**What is asked**
Determine the number of lines containing the word "date". Reply with it and nothing else.

**Input material**
··········

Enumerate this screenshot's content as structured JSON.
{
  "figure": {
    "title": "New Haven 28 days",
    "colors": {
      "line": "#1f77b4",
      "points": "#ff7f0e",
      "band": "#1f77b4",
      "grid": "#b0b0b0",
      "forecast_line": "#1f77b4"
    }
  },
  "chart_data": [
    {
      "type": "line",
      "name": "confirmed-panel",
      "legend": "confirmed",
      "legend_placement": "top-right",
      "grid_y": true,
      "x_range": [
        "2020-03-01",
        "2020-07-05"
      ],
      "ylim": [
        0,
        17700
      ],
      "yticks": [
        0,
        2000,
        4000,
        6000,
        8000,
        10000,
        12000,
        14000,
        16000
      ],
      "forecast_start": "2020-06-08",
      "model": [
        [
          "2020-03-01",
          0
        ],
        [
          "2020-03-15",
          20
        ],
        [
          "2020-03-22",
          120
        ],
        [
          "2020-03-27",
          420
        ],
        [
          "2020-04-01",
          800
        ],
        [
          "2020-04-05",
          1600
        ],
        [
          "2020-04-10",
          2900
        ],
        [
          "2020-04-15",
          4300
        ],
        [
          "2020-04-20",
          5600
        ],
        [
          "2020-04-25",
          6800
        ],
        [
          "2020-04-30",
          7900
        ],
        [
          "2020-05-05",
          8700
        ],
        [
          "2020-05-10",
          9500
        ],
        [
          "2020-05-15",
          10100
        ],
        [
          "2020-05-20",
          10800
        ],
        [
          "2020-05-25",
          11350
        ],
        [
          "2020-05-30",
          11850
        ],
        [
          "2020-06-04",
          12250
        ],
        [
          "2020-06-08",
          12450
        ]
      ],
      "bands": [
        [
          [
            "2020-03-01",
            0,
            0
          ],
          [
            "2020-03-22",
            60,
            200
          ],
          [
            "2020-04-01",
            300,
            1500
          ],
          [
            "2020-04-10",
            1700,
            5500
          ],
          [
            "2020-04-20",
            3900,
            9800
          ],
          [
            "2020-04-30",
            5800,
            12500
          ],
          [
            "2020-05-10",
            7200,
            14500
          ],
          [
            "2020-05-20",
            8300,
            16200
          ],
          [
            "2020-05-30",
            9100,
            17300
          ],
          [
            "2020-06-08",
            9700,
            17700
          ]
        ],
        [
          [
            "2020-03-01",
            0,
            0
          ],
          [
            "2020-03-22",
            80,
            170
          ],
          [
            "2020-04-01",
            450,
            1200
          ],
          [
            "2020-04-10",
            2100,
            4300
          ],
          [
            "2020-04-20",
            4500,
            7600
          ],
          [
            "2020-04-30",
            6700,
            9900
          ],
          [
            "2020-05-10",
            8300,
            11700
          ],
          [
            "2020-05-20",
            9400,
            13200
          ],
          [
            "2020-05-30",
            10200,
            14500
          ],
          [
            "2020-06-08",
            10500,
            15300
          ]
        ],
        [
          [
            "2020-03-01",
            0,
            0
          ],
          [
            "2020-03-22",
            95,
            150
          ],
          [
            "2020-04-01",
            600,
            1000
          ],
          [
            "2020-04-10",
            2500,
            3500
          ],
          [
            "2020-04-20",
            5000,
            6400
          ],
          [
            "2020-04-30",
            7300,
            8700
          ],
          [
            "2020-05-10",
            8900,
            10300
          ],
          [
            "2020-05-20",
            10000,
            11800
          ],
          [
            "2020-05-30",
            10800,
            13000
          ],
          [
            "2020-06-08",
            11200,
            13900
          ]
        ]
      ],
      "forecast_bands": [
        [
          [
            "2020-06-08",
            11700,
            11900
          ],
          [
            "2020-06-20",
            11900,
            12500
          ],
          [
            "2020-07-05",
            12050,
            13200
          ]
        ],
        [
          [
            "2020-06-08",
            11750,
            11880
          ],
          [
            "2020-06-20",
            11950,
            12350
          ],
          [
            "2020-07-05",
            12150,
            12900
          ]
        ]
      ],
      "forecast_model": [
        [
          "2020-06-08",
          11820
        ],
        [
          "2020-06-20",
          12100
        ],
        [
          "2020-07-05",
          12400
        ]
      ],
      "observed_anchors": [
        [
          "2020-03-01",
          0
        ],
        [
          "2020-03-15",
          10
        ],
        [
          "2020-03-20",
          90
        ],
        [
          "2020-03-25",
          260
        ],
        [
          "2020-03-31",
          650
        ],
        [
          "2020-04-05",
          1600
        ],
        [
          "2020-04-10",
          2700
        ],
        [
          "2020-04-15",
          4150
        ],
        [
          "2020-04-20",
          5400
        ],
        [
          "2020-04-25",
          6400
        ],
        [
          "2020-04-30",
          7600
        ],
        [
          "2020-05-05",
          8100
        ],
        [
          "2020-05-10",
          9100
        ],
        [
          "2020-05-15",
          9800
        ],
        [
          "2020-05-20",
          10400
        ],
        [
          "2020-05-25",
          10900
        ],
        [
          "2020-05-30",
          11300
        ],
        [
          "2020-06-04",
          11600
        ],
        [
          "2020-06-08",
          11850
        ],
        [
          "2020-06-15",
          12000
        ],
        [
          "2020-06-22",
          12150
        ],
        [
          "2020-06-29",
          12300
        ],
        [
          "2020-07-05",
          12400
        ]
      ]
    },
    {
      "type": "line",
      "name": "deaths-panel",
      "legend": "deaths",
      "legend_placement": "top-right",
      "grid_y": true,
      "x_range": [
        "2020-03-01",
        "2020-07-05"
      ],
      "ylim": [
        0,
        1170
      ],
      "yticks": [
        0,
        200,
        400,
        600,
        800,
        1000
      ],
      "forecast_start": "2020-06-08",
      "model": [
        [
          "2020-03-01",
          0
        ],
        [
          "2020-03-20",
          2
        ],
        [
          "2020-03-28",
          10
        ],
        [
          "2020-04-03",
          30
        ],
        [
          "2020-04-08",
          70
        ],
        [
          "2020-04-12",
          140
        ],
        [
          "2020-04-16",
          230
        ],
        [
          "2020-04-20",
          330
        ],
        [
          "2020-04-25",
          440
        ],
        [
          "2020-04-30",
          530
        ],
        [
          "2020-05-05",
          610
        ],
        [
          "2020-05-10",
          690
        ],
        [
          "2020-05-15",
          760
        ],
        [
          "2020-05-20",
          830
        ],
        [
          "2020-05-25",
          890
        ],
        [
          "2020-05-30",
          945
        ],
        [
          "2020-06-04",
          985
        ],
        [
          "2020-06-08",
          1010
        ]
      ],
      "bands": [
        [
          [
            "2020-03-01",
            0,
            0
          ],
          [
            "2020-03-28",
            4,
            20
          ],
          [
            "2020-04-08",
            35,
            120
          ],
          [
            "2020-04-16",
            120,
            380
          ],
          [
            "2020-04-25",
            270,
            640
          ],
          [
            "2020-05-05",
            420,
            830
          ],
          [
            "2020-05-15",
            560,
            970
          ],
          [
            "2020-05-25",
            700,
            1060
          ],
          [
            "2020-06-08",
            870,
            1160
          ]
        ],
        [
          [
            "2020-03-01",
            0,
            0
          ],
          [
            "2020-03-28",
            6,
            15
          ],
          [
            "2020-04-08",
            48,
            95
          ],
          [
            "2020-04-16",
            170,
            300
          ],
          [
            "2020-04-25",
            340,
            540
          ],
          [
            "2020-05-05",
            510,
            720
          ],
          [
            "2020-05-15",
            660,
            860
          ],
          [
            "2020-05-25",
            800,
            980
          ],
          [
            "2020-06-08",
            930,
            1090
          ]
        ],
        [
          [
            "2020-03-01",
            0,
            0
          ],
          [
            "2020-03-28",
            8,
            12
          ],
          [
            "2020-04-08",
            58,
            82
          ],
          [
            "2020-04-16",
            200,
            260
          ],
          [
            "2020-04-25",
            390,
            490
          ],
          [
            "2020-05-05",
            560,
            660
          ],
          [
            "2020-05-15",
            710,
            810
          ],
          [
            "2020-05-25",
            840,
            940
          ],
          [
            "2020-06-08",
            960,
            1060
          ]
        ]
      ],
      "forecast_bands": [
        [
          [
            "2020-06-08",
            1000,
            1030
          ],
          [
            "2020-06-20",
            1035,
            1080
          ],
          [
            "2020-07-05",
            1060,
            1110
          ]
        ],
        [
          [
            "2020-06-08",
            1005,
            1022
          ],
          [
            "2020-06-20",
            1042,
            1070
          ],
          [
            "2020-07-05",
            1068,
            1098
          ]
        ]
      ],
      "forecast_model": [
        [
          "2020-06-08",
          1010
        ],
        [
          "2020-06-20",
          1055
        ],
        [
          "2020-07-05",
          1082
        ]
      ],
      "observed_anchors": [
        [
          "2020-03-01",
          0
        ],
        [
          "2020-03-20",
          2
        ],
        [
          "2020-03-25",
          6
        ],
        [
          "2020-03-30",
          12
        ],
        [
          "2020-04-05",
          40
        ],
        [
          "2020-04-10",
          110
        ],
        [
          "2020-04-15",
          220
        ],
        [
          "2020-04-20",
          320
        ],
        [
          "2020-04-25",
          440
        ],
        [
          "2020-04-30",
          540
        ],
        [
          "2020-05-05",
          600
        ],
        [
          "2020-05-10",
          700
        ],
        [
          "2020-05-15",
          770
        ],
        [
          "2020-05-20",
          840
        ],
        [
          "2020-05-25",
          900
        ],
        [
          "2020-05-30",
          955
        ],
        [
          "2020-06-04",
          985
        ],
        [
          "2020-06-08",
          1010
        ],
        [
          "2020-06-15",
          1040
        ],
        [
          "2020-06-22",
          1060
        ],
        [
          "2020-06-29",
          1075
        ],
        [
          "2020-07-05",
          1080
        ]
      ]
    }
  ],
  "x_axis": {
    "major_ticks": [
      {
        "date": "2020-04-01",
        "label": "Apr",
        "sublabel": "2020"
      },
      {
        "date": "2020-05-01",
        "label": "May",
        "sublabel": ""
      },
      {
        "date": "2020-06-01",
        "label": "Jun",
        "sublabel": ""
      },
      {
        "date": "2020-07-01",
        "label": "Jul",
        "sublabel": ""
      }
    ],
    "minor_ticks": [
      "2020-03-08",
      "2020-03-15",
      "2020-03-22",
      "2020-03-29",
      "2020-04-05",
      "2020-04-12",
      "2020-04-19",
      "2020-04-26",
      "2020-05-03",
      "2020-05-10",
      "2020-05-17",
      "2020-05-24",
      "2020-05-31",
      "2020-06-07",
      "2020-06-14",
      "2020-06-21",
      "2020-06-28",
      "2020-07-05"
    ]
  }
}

··········

**Solution for this task**
4